**REQUIRED WORK:** Update every one of the records below by changing "EMI filter" to "noise filter" and keeping everything else the same. Leave the pictures out of your answer.
━━ INFORMATION PROVIDED
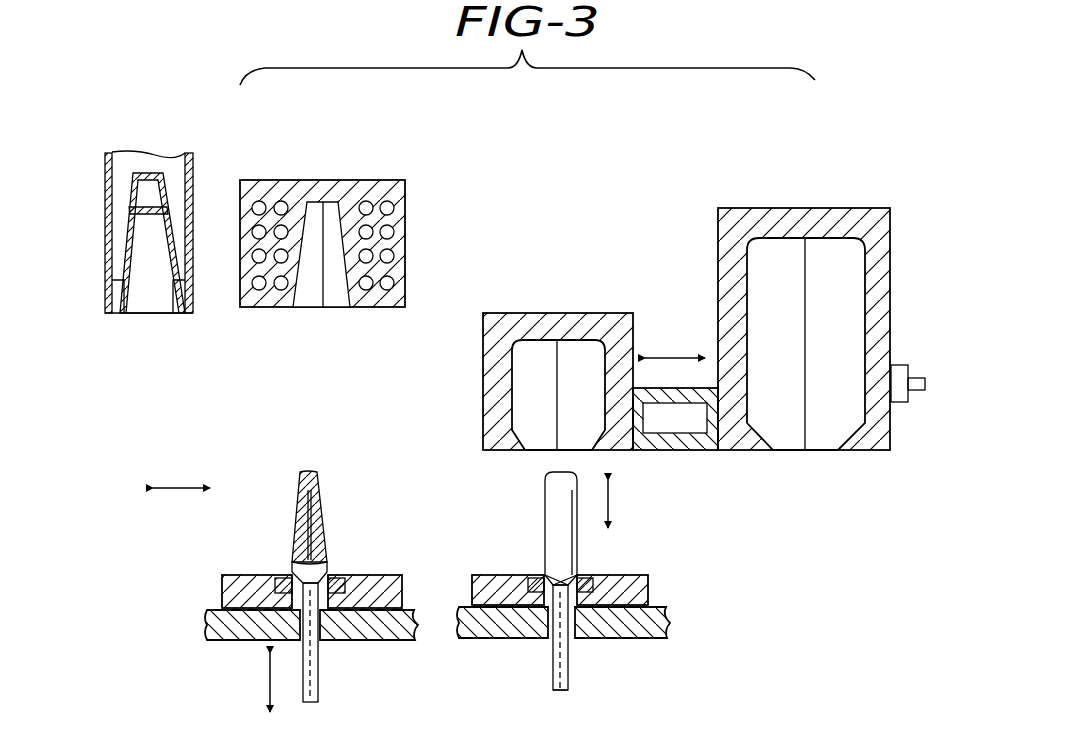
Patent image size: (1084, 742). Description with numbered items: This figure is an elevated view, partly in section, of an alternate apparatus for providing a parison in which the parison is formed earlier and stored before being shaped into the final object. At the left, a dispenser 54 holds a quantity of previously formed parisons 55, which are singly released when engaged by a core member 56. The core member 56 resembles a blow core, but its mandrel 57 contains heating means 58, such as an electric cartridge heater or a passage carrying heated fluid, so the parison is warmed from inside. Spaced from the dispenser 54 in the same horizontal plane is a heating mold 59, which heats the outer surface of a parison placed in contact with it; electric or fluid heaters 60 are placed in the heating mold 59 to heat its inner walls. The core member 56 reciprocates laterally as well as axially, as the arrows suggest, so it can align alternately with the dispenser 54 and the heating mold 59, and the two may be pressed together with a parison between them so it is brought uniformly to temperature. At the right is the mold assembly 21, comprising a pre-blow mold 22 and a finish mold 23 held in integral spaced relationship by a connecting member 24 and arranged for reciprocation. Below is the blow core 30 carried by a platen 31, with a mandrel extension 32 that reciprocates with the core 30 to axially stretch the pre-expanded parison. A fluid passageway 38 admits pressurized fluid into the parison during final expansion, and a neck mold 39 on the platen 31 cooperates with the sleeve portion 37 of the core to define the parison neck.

The mold assembly 21 is at (704, 319).
The pre-blow mold 22 is at (603, 322).
The finish mold 23 is at (774, 207).
The connecting member 24 is at (692, 446).
The blow core 30 is at (546, 517).
The platen 31 is at (662, 632).
The mandrel extension 32 is at (570, 670).
The sleeve portion 37 is at (578, 582).
The fluid passageway 38 is at (563, 692).
The neck mold 39 is at (640, 588).
The dispenser 54 is at (190, 163).
The previously formed parisons 55 is at (183, 313).
The core member 56 is at (310, 642).
The mandrel 57 is at (340, 506).
The heating means 58 is at (320, 500).
The heating mold 59 is at (398, 275).
The heaters 60 is at (262, 200).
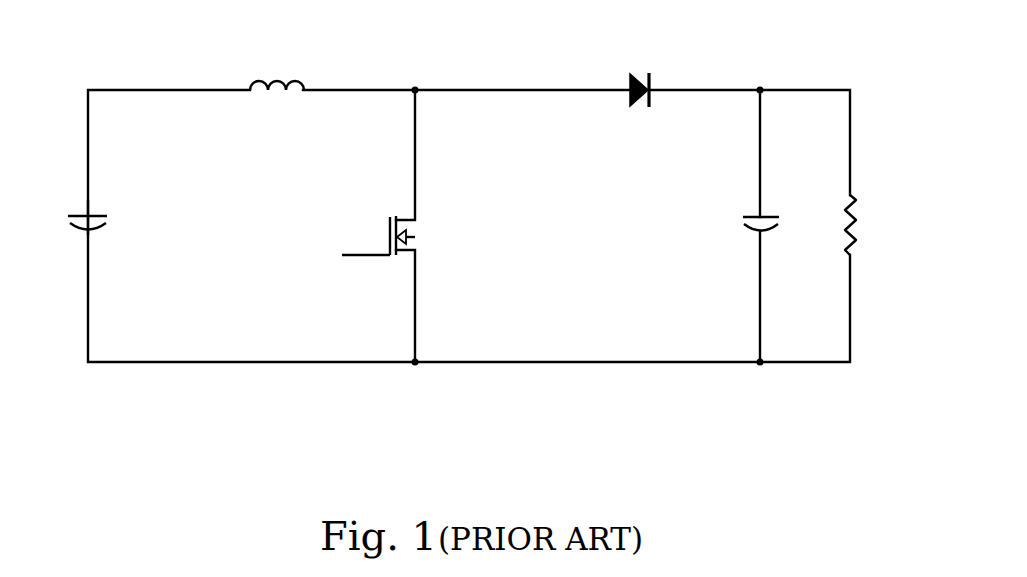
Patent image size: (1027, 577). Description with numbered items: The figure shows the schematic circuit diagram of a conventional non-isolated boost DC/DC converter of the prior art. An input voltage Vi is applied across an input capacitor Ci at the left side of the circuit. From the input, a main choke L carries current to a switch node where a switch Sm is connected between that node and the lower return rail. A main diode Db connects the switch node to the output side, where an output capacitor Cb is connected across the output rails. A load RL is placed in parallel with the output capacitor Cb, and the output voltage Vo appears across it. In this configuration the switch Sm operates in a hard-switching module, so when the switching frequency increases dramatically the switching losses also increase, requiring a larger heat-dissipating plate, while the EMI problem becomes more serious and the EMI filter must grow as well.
━━━━
**ANSWER BELOW:**
Patent image size: (1084, 742). Description with numbered items: This figure is an elevated view, partly in section, of an alternate apparatus for providing a parison in which the parison is formed earlier and stored before being shaped into the final object. At the left, a dispenser 54 holds a quantity of previously formed parisons 55, which are singly released when engaged by a core member 56. The core member 56 resembles a blow core, but its mandrel 57 contains heating means 58, such as an electric cartridge heater or a passage carrying heated fluid, so the parison is warmed from inside. Spaced from the dispenser 54 in the same horizontal plane is a heating mold 59, which heats the outer surface of a parison placed in contact with it; electric or fluid heaters 60 are placed in the heating mold 59 to heat its inner walls. The core member 56 reciprocates laterally as well as axially, as the arrows suggest, so it can align alternately with the dispenser 54 and the heating mold 59, and the two may be pressed together with a parison between them so it is brought uniformly to temperature. At the right is the mold assembly 21, comprising a pre-blow mold 22 and a finish mold 23 held in integral spaced relationship by a connecting member 24 and arranged for reciprocation. Below is the blow core 30 carried by a platen 31, with a mandrel extension 32 that reciprocates with the core 30 to axially stretch the pre-expanded parison. A fluid passageway 38 admits pressurized fluid into the parison during final expansion, and a neck mold 39 on the platen 31 cooperates with the sleeve portion 37 of the core to define the parison neck.

The mold assembly 21 is at (704, 319).
The pre-blow mold 22 is at (603, 322).
The finish mold 23 is at (774, 207).
The connecting member 24 is at (692, 446).
The blow core 30 is at (546, 517).
The platen 31 is at (662, 632).
The mandrel extension 32 is at (570, 670).
The sleeve portion 37 is at (578, 582).
The fluid passageway 38 is at (563, 692).
The neck mold 39 is at (640, 588).
The dispenser 54 is at (190, 163).
The previously formed parisons 55 is at (183, 313).
The core member 56 is at (310, 642).
The mandrel 57 is at (340, 506).
The heating means 58 is at (320, 500).
The heating mold 59 is at (398, 275).
The heaters 60 is at (262, 200).
Patent image size: (1027, 577). Description with numbered items: The figure shows the schematic circuit diagram of a conventional non-isolated boost DC/DC converter of the prior art. An input voltage Vi is applied across an input capacitor Ci at the left side of the circuit. From the input, a main choke L carries current to a switch node where a switch Sm is connected between that node and the lower return rail. A main diode Db connects the switch node to the output side, where an output capacitor Cb is connected across the output rails. A load RL is placed in parallel with the output capacitor Cb, and the output voltage Vo appears across it. In this configuration the switch Sm operates in a hard-switching module, so when the switching frequency increases dramatically the switching losses also increase, requiring a larger heat-dissipating plate, while the EMI problem becomes more serious and the noise filter must grow as well.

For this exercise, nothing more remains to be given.